PAGE EXCERPT>
····················
Priscilla Coit Murphy. What a Book Can Do: The Publication and Reception of Silent Spring

Papers of the Bibliographical Society of Canada, Fall, 2006 by Shelley S. Beal

Priscilla Coit Murphy. What a Book Can Do: The Publication and Reception of Silent Spring. Amherst: University of Massachusetts Press, 2005. xvi, 254 pp.; US $34.95. ISBN 1558494766.

Silent Spring (1962), by marine biologist Rachel Carson, has been compared to Uncle Tom's Cabin and other crusading books that "spoke truth to power" (a phrase attributed to the early Quakers) and changed American culture. Silent Spring's message has been often misinterpreted as advocating a ban on all pesticides, when Carson's goal was to inform the public about the dangers of a variety of chemicals, such as chlordane and DDT, and to caution generally about the consequences of the profit motive of a powerful postwar chemical industry operating unchecked by any level of government. Carson's authority as a scientist and as a bestselling author (of The Sea Around Us and The Edge of the Sea) quietly prevailed during the considerable controversy that ensued. Her message got the American Congress's attention and led to the creation of the Environmental Protection Agency in 1970 and the federal ban against DDT in 1972.

Priscilla Coit Murphy has chosen a splendidly apt subject for her examination of the relationship between books and mass media, and between books and their related forms, such as magazine articles excerpted from them. ("Silent Spring" appeared in the New Yorker over three issues in June 1962.) Making use of book historian Robert Darnton's communications circuit, Murphy takes apart, piece by piece, the interaction between a book and the culture in which it moved (Darnton's "social and economic conjuncture"). As a very good writer telling a familiar yet mostly unknown story, she presents detailed and thorough research, and her analysis and arguments are convincing. She brings a mass-media-studies perspective to the book in society that is quite surprising to scholars who are used to starting with the book and looking outward. We learn that books have been excluded from media studies because they have been seen as limited to an intimate, rather than public, relationship between author and reader. What a Book Can Do proves that a book does indeed exist in the public sphere and shows exactly how this comes about.
····················
PROVIDED DATA>
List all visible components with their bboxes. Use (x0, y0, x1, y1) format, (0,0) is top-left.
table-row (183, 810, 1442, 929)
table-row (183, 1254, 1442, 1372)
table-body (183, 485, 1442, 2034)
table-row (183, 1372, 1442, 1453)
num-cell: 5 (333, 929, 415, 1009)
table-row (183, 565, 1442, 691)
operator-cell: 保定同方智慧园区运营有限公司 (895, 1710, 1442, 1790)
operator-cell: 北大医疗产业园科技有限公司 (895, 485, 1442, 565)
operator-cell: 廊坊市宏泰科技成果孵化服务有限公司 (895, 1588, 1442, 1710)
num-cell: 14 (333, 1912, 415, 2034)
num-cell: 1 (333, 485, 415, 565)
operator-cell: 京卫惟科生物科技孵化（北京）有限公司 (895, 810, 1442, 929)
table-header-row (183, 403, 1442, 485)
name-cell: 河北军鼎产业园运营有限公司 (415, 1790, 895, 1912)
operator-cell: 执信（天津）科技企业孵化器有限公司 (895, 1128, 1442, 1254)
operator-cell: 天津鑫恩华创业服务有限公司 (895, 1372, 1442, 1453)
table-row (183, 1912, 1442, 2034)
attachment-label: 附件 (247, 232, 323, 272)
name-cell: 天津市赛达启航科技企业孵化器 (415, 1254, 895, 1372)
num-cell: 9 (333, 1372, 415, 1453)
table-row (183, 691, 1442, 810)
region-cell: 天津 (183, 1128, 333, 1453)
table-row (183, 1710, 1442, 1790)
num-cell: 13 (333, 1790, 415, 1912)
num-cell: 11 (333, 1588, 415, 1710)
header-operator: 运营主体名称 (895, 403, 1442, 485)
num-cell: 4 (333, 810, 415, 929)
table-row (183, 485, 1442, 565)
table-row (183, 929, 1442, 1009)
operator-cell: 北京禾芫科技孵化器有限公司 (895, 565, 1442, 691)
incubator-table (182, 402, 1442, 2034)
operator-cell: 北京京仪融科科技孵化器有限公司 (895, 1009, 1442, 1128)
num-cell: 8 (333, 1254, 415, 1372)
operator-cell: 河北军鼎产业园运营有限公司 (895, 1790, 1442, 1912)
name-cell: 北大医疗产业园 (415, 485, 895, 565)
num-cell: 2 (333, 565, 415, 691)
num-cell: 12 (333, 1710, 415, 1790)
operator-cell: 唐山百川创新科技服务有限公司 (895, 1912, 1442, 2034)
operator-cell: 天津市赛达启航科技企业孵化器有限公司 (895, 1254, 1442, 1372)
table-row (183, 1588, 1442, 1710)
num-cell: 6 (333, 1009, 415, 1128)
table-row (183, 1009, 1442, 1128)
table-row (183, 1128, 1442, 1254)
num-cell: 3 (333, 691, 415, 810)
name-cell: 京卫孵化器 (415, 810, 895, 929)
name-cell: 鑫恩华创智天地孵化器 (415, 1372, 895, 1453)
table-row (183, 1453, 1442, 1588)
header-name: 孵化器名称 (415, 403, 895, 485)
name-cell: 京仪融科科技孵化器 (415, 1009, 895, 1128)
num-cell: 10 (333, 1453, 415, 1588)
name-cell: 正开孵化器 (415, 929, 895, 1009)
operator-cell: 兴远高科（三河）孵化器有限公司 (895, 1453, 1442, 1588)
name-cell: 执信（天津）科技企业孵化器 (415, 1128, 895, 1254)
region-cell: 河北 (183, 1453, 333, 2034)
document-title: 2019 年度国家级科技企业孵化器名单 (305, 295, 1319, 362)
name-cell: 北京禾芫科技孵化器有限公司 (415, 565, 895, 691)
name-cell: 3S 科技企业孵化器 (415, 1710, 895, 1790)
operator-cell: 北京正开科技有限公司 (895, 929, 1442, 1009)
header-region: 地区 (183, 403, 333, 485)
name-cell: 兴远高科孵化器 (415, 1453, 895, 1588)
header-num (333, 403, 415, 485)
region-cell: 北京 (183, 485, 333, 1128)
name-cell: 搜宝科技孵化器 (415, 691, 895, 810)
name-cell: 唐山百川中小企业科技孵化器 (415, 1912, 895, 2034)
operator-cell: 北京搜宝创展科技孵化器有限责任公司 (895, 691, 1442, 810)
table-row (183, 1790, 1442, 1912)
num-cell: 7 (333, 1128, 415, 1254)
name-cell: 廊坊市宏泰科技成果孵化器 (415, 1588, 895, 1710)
····················
WHAT THE TASK ASKS> Reproduce the passage of the book review above verbatim, from "Papers of the" up to and including "US $34.95. ISBN 1558494766.".

EXERCISE RESPONSE>
Papers of the Bibliographical Society of Canada, Fall, 2006 by Shelley S. Beal

Priscilla Coit Murphy. What a Book Can Do: The Publication and Reception of Silent Spring. Amherst: University of Massachusetts Press, 2005. xvi, 254 pp.; US $34.95. ISBN 1558494766.